◆ **EXERCISE PROMPT**: Scan the data below and pick out the lines containing the word "text".

◆ **GIVEN INFORMATION**:
* BEGIN *
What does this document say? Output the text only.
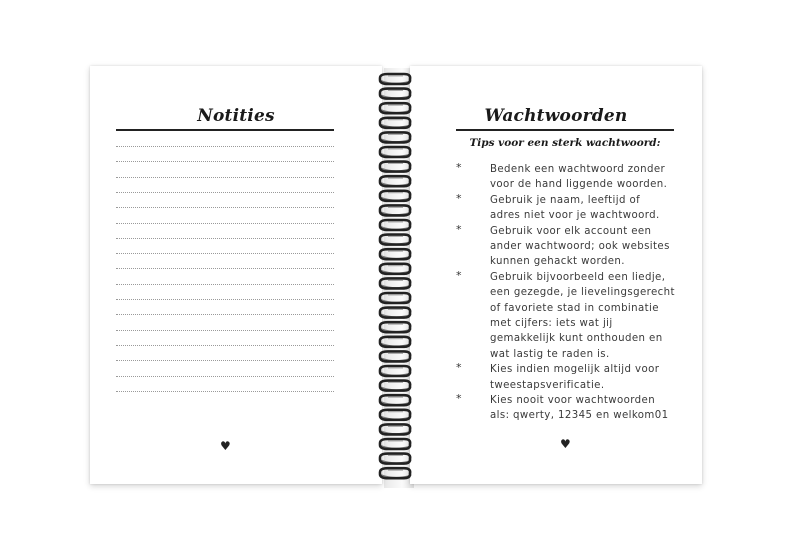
Notities
♥
Wachtwoorden
Tips voor een sterk wachtwoord:
*	Bedenk een wachtwoord zonder
voor de hand liggende woorden.
*	Gebruik je naam, leeftijd of
adres niet voor je wachtwoord.
*	Gebruik voor elk account een
ander wachtwoord; ook websites
kunnen gehackt worden.
*	Gebruik bijvoorbeeld een liedje,
een gezegde, je lievelingsgerecht
of favoriete stad in combinatie
met cijfers: iets wat jij
gemakkelijk kunt onthouden en
wat lastig te raden is.
*	Kies indien mogelijk altijd voor
tweestapsverificatie.
*	Kies nooit voor wachtwoorden
als: qwerty, 12345 en welkom01
♥
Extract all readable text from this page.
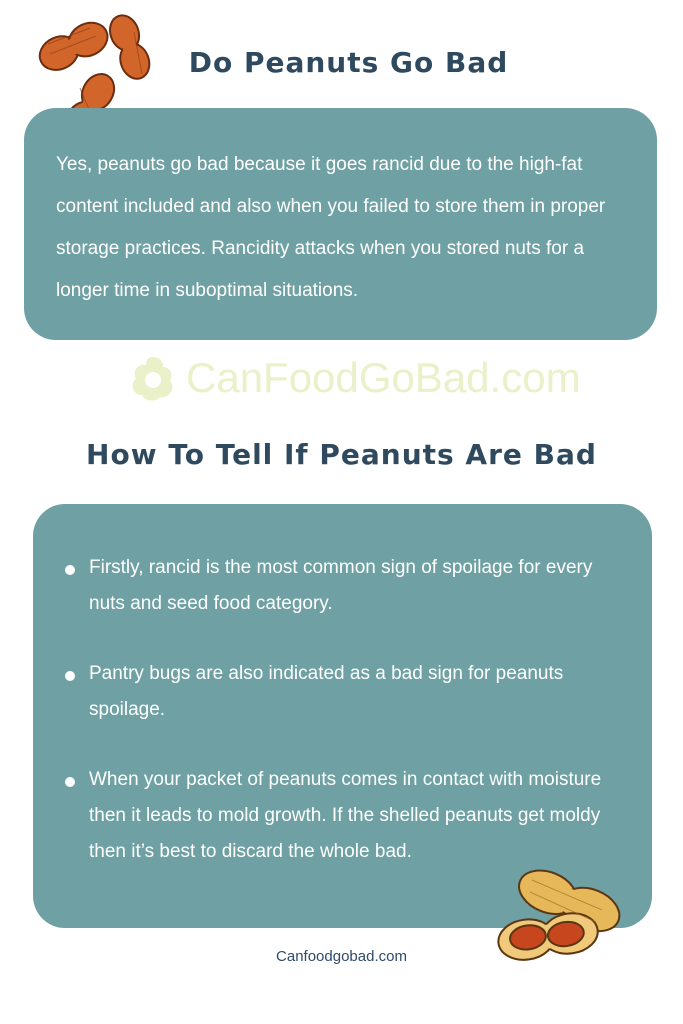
Do Peanuts Go Bad

Yes, peanuts go bad because it goes rancid due to the high-fat content included and also when you failed to store them in proper storage practices. Rancidity attacks when you stored nuts for a longer time in suboptimal situations.

CanFoodGoBad.com
How To Tell If Peanuts Are Bad
Firstly, rancid is the most common sign of spoilage for every nuts and seed food category.
Pantry bugs are also indicated as a bad sign for peanuts spoilage.
When your packet of peanuts comes in contact with moisture then it leads to mold growth. If the shelled peanuts get moldy then it’s best to discard the whole bad.
Canfoodgobad.com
* END *
◆ **FINISHED ANSWER**:
What does this document say? Output the text only.
Extract all readable text from this page.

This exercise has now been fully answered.